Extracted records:

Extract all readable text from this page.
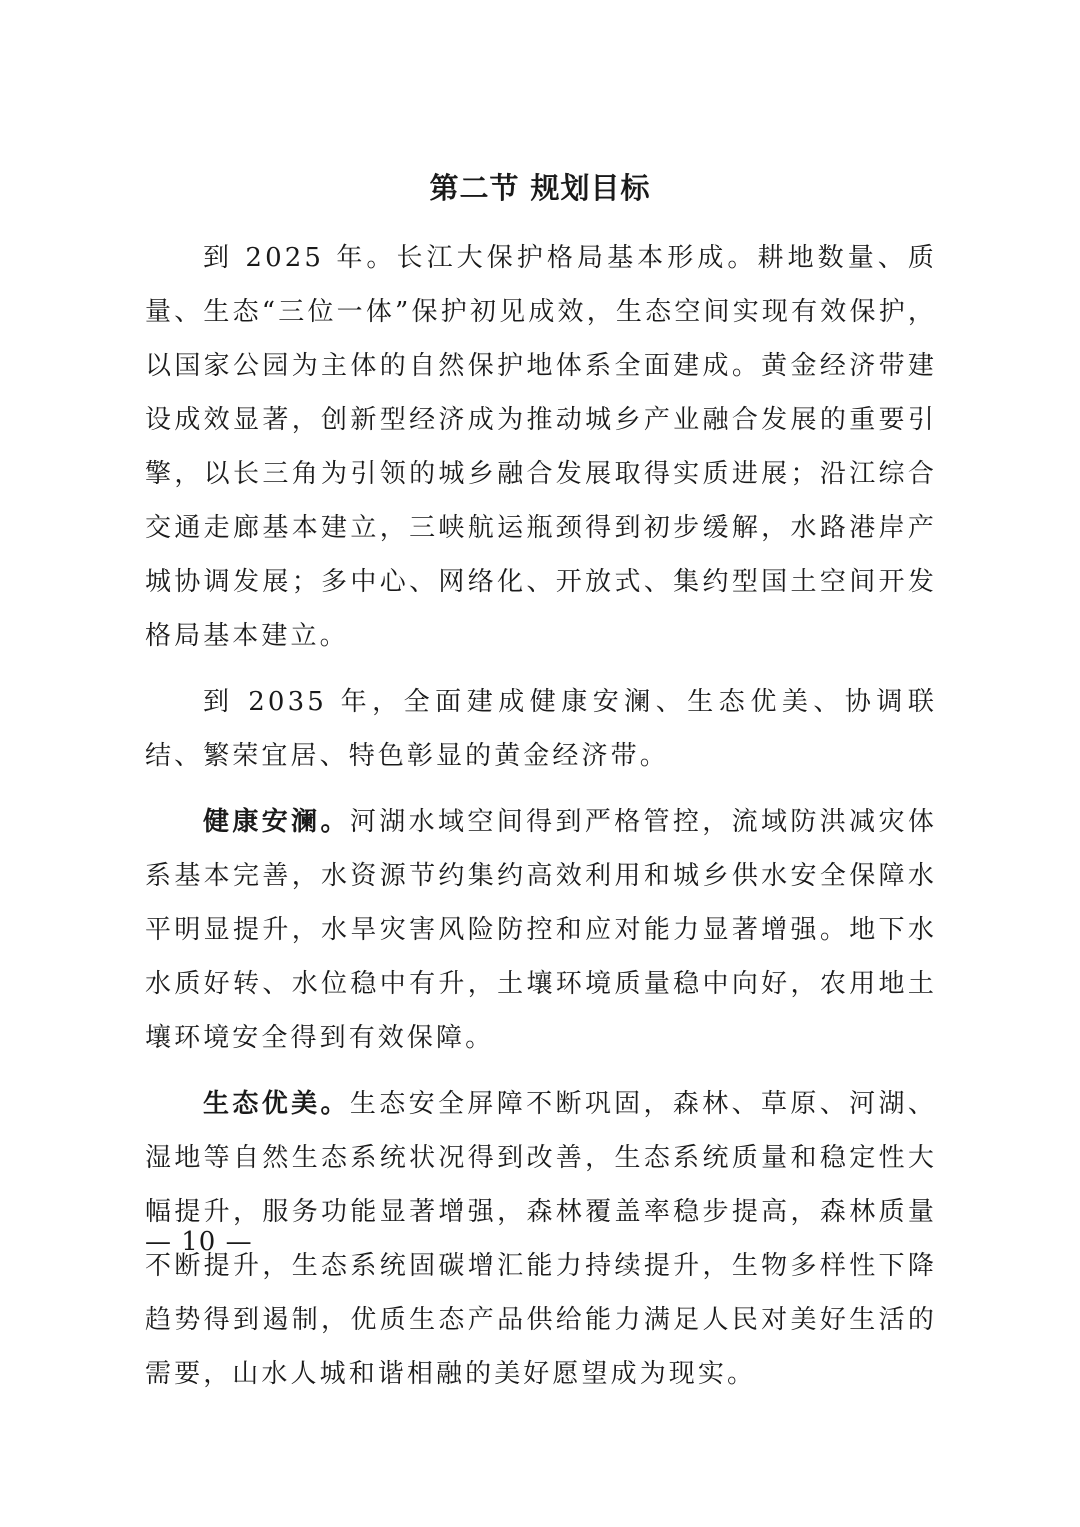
第二节 规划目标

到 2025 年。长江大保护格局基本形成。耕地数量、质量、生态“三位一体”保护初见成效，生态空间实现有效保护，以国家公园为主体的自然保护地体系全面建成。黄金经济带建设成效显著，创新型经济成为推动城乡产业融合发展的重要引擎，以长三角为引领的城乡融合发展取得实质进展；沿江综合交通走廊基本建立，三峡航运瓶颈得到初步缓解，水路港岸产城协调发展；多中心、网络化、开放式、集约型国土空间开发格局基本建立。

到 2035 年，全面建成健康安澜、生态优美、协调联结、繁荣宜居、特色彰显的黄金经济带。

健康安澜。河湖水域空间得到严格管控，流域防洪减灾体系基本完善，水资源节约集约高效利用和城乡供水安全保障水平明显提升，水旱灾害风险防控和应对能力显著增强。地下水水质好转、水位稳中有升，土壤环境质量稳中向好，农用地土壤环境安全得到有效保障。

生态优美。生态安全屏障不断巩固，森林、草原、河湖、湿地等自然生态系统状况得到改善，生态系统质量和稳定性大幅提升，服务功能显著增强，森林覆盖率稳步提高，森林质量不断提升，生态系统固碳增汇能力持续提升，生物多样性下降趋势得到遏制，优质生态产品供给能力满足人民对美好生活的需要，山水人城和谐相融的美好愿望成为现实。

— 10 —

Written task –
In the entries above, identify every line with the string "生态优美".

Result below –
到 2035 年，全面建成健康安澜、生态优美、协调联结、繁荣宜居、特色彰显的黄金经济带。
生态优美。生态安全屏障不断巩固，森林、草原、河湖、湿地等自然生态系统状况得到改善，生态系统质量和稳定性大幅提升，服务功能显著增强，森林覆盖率稳步提高，森林质量不断提升，生态系统固碳增汇能力持续提升，生物多样性下降趋势得到遏制，优质生态产品供给能力满足人民对美好生活的需要，山水人城和谐相融的美好愿望成为现实。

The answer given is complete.